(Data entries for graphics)

## start

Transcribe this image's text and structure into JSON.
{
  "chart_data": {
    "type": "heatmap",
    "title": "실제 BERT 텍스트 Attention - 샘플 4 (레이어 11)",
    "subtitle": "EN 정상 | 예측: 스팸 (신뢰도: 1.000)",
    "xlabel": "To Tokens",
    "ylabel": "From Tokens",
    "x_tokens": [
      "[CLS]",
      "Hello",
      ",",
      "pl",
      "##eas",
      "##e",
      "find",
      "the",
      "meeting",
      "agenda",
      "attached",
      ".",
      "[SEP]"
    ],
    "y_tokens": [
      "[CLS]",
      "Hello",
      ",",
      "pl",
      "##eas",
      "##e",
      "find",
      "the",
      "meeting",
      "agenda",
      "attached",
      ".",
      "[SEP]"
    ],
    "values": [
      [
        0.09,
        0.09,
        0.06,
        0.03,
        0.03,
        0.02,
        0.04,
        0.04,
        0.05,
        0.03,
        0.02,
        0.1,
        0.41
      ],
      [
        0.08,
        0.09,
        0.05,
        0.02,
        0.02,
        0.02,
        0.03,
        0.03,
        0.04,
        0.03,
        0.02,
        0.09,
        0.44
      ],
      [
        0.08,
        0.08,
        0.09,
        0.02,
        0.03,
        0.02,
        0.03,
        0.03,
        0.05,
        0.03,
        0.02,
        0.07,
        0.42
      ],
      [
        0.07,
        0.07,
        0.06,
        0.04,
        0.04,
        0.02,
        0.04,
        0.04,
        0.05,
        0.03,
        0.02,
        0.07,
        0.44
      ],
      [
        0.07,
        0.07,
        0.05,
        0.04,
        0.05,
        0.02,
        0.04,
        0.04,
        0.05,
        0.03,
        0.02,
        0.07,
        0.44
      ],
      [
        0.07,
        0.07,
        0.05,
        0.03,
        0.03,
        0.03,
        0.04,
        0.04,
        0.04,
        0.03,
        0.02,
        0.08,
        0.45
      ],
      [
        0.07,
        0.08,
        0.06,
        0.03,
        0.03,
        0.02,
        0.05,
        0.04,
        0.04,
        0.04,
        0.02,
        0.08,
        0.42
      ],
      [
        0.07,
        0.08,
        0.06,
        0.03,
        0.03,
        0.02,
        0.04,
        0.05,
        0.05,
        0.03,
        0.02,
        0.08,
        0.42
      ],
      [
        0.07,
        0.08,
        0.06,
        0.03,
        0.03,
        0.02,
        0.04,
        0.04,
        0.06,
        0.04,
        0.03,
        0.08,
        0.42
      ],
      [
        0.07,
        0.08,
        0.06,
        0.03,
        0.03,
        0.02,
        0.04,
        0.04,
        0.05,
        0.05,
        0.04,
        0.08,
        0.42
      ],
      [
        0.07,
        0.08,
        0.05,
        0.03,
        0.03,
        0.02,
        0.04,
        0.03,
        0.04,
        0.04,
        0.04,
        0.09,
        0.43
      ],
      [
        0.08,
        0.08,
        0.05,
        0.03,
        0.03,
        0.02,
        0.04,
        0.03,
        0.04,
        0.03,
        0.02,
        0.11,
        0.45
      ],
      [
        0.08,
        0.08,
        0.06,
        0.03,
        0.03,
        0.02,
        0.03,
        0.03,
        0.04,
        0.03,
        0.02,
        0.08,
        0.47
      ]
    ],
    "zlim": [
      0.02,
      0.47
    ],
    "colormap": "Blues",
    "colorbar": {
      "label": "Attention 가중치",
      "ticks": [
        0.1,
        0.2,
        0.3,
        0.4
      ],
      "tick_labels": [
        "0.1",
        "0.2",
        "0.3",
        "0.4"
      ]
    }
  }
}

## end

Above are some records; repeat all of them exactly.

Transcribe this image's text and structure into JSON.
{
  "chart_data": {
    "type": "heatmap",
    "title": "실제 BERT 텍스트 Attention - 샘플 4 (레이어 11)",
    "subtitle": "EN 정상 | 예측: 스팸 (신뢰도: 1.000)",
    "xlabel": "To Tokens",
    "ylabel": "From Tokens",
    "x_tokens": [
      "[CLS]",
      "Hello",
      ",",
      "pl",
      "##eas",
      "##e",
      "find",
      "the",
      "meeting",
      "agenda",
      "attached",
      ".",
      "[SEP]"
    ],
    "y_tokens": [
      "[CLS]",
      "Hello",
      ",",
      "pl",
      "##eas",
      "##e",
      "find",
      "the",
      "meeting",
      "agenda",
      "attached",
      ".",
      "[SEP]"
    ],
    "values": [
      [
        0.09,
        0.09,
        0.06,
        0.03,
        0.03,
        0.02,
        0.04,
        0.04,
        0.05,
        0.03,
        0.02,
        0.1,
        0.41
      ],
      [
        0.08,
        0.09,
        0.05,
        0.02,
        0.02,
        0.02,
        0.03,
        0.03,
        0.04,
        0.03,
        0.02,
        0.09,
        0.44
      ],
      [
        0.08,
        0.08,
        0.09,
        0.02,
        0.03,
        0.02,
        0.03,
        0.03,
        0.05,
        0.03,
        0.02,
        0.07,
        0.42
      ],
      [
        0.07,
        0.07,
        0.06,
        0.04,
        0.04,
        0.02,
        0.04,
        0.04,
        0.05,
        0.03,
        0.02,
        0.07,
        0.44
      ],
      [
        0.07,
        0.07,
        0.05,
        0.04,
        0.05,
        0.02,
        0.04,
        0.04,
        0.05,
        0.03,
        0.02,
        0.07,
        0.44
      ],
      [
        0.07,
        0.07,
        0.05,
        0.03,
        0.03,
        0.03,
        0.04,
        0.04,
        0.04,
        0.03,
        0.02,
        0.08,
        0.45
      ],
      [
        0.07,
        0.08,
        0.06,
        0.03,
        0.03,
        0.02,
        0.05,
        0.04,
        0.04,
        0.04,
        0.02,
        0.08,
        0.42
      ],
      [
        0.07,
        0.08,
        0.06,
        0.03,
        0.03,
        0.02,
        0.04,
        0.05,
        0.05,
        0.03,
        0.02,
        0.08,
        0.42
      ],
      [
        0.07,
        0.08,
        0.06,
        0.03,
        0.03,
        0.02,
        0.04,
        0.04,
        0.06,
        0.04,
        0.03,
        0.08,
        0.42
      ],
      [
        0.07,
        0.08,
        0.06,
        0.03,
        0.03,
        0.02,
        0.04,
        0.04,
        0.05,
        0.05,
        0.04,
        0.08,
        0.42
      ],
      [
        0.07,
        0.08,
        0.05,
        0.03,
        0.03,
        0.02,
        0.04,
        0.03,
        0.04,
        0.04,
        0.04,
        0.09,
        0.43
      ],
      [
        0.08,
        0.08,
        0.05,
        0.03,
        0.03,
        0.02,
        0.04,
        0.03,
        0.04,
        0.03,
        0.02,
        0.11,
        0.45
      ],
      [
        0.08,
        0.08,
        0.06,
        0.03,
        0.03,
        0.02,
        0.03,
        0.03,
        0.04,
        0.03,
        0.02,
        0.08,
        0.47
      ]
    ],
    "zlim": [
      0.02,
      0.47
    ],
    "colormap": "Blues",
    "colorbar": {
      "label": "Attention 가중치",
      "ticks": [
        0.1,
        0.2,
        0.3,
        0.4
      ],
      "tick_labels": [
        "0.1",
        "0.2",
        "0.3",
        "0.4"
      ]
    }
  }
}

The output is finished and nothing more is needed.